- _EXERCISE TASK_: Below is a listing to write out in full, exactly as given, without its pictures.
## Start
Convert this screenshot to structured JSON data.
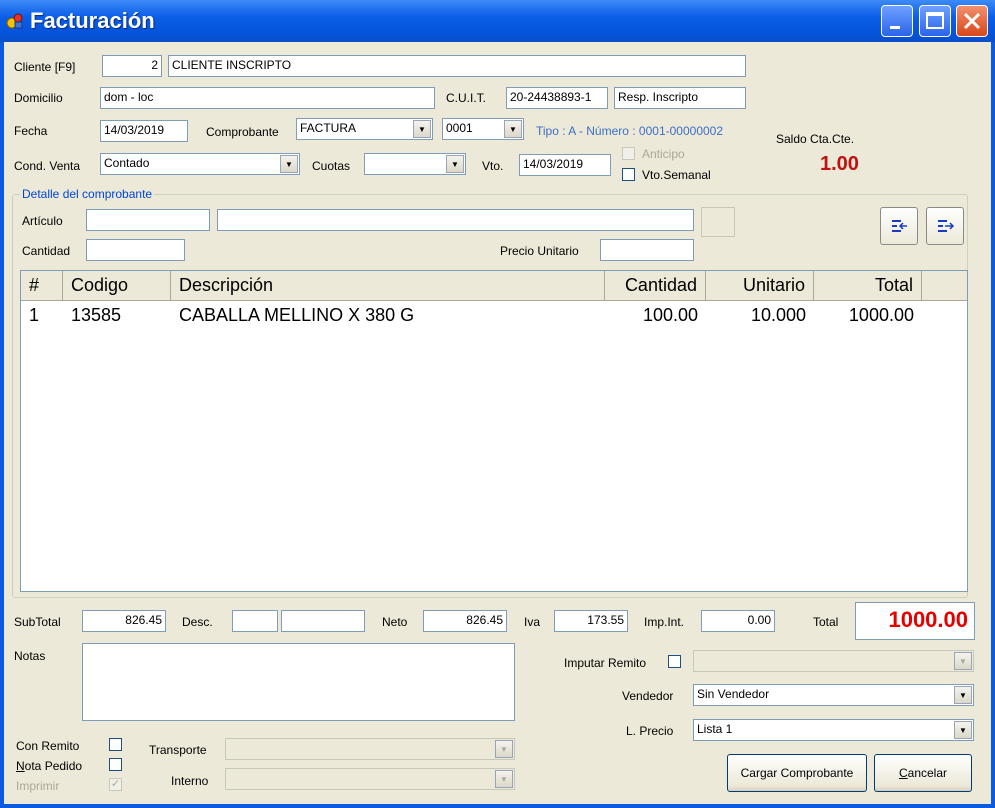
{
  "window": {
    "title": "Facturación"
  },
  "header": {
    "cliente_label": "Cliente [F9]",
    "cliente_code": "2",
    "cliente_name": "CLIENTE INSCRIPTO",
    "domicilio_label": "Domicilio",
    "domicilio": "dom - loc",
    "cuit_label": "C.U.I.T.",
    "cuit": "20-24438893-1",
    "iva_cond": "Resp. Inscripto",
    "fecha_label": "Fecha",
    "fecha": "14/03/2019",
    "comprobante_label": "Comprobante",
    "comprobante": "FACTURA",
    "punto_venta": "0001",
    "tipo_numero": "Tipo : A - Número : 0001-00000002",
    "saldo_label": "Saldo Cta.Cte.",
    "saldo": "1.00",
    "cond_venta_label": "Cond. Venta",
    "cond_venta": "Contado",
    "cuotas_label": "Cuotas",
    "cuotas": "",
    "vto_label": "Vto.",
    "vto": "14/03/2019",
    "anticipo_label": "Anticipo",
    "vto_semanal_label": "Vto.Semanal"
  },
  "detalle": {
    "group_title": "Detalle del comprobante",
    "articulo_label": "Artículo",
    "cantidad_label": "Cantidad",
    "precio_label": "Precio Unitario",
    "articulo_code": "",
    "articulo_desc": "",
    "cantidad": "",
    "precio": ""
  },
  "grid": {
    "columns": [
      "#",
      "Codigo",
      "Descripción",
      "Cantidad",
      "Unitario",
      "Total"
    ],
    "rows": [
      [
        "1",
        "13585",
        "CABALLA  MELLINO X 380 G",
        "100.00",
        "10.000",
        "1000.00"
      ]
    ]
  },
  "totals": {
    "subtotal_label": "SubTotal",
    "subtotal": "826.45",
    "desc_label": "Desc.",
    "desc1": "",
    "desc2": "",
    "neto_label": "Neto",
    "neto": "826.45",
    "iva_label": "Iva",
    "iva": "173.55",
    "impint_label": "Imp.Int.",
    "impint": "0.00",
    "total_label": "Total",
    "total": "1000.00"
  },
  "footer": {
    "notas_label": "Notas",
    "notas": "",
    "imputar_label": "Imputar Remito",
    "vendedor_label": "Vendedor",
    "vendedor": "Sin Vendedor",
    "lprecio_label": "L. Precio",
    "lprecio": "Lista 1",
    "con_remito_label": "Con Remito",
    "nota_pedido_first": "N",
    "nota_pedido_rest": "ota Pedido",
    "imprimir_label": "Imprimir",
    "transporte_label": "Transporte",
    "interno_label": "Interno",
    "cargar_label": "Cargar Comprobante",
    "cancelar_first": "C",
    "cancelar_rest": "ancelar"
  },
  "colors": {
    "titlebar": "#0553d9",
    "accent_red": "#e50000",
    "link_blue": "#3c6fc8"
  }
}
## End
- _FINAL RESULT_:
Convert this screenshot to structured JSON data.
{
  "window": {
    "title": "Facturación"
  },
  "header": {
    "cliente_label": "Cliente [F9]",
    "cliente_code": "2",
    "cliente_name": "CLIENTE INSCRIPTO",
    "domicilio_label": "Domicilio",
    "domicilio": "dom - loc",
    "cuit_label": "C.U.I.T.",
    "cuit": "20-24438893-1",
    "iva_cond": "Resp. Inscripto",
    "fecha_label": "Fecha",
    "fecha": "14/03/2019",
    "comprobante_label": "Comprobante",
    "comprobante": "FACTURA",
    "punto_venta": "0001",
    "tipo_numero": "Tipo : A - Número : 0001-00000002",
    "saldo_label": "Saldo Cta.Cte.",
    "saldo": "1.00",
    "cond_venta_label": "Cond. Venta",
    "cond_venta": "Contado",
    "cuotas_label": "Cuotas",
    "cuotas": "",
    "vto_label": "Vto.",
    "vto": "14/03/2019",
    "anticipo_label": "Anticipo",
    "vto_semanal_label": "Vto.Semanal"
  },
  "detalle": {
    "group_title": "Detalle del comprobante",
    "articulo_label": "Artículo",
    "cantidad_label": "Cantidad",
    "precio_label": "Precio Unitario",
    "articulo_code": "",
    "articulo_desc": "",
    "cantidad": "",
    "precio": ""
  },
  "grid": {
    "columns": [
      "#",
      "Codigo",
      "Descripción",
      "Cantidad",
      "Unitario",
      "Total"
    ],
    "rows": [
      [
        "1",
        "13585",
        "CABALLA  MELLINO X 380 G",
        "100.00",
        "10.000",
        "1000.00"
      ]
    ]
  },
  "totals": {
    "subtotal_label": "SubTotal",
    "subtotal": "826.45",
    "desc_label": "Desc.",
    "desc1": "",
    "desc2": "",
    "neto_label": "Neto",
    "neto": "826.45",
    "iva_label": "Iva",
    "iva": "173.55",
    "impint_label": "Imp.Int.",
    "impint": "0.00",
    "total_label": "Total",
    "total": "1000.00"
  },
  "footer": {
    "notas_label": "Notas",
    "notas": "",
    "imputar_label": "Imputar Remito",
    "vendedor_label": "Vendedor",
    "vendedor": "Sin Vendedor",
    "lprecio_label": "L. Precio",
    "lprecio": "Lista 1",
    "con_remito_label": "Con Remito",
    "nota_pedido_first": "N",
    "nota_pedido_rest": "ota Pedido",
    "imprimir_label": "Imprimir",
    "transporte_label": "Transporte",
    "interno_label": "Interno",
    "cargar_label": "Cargar Comprobante",
    "cancelar_first": "C",
    "cancelar_rest": "ancelar"
  },
  "colors": {
    "titlebar": "#0553d9",
    "accent_red": "#e50000",
    "link_blue": "#3c6fc8"
  }
}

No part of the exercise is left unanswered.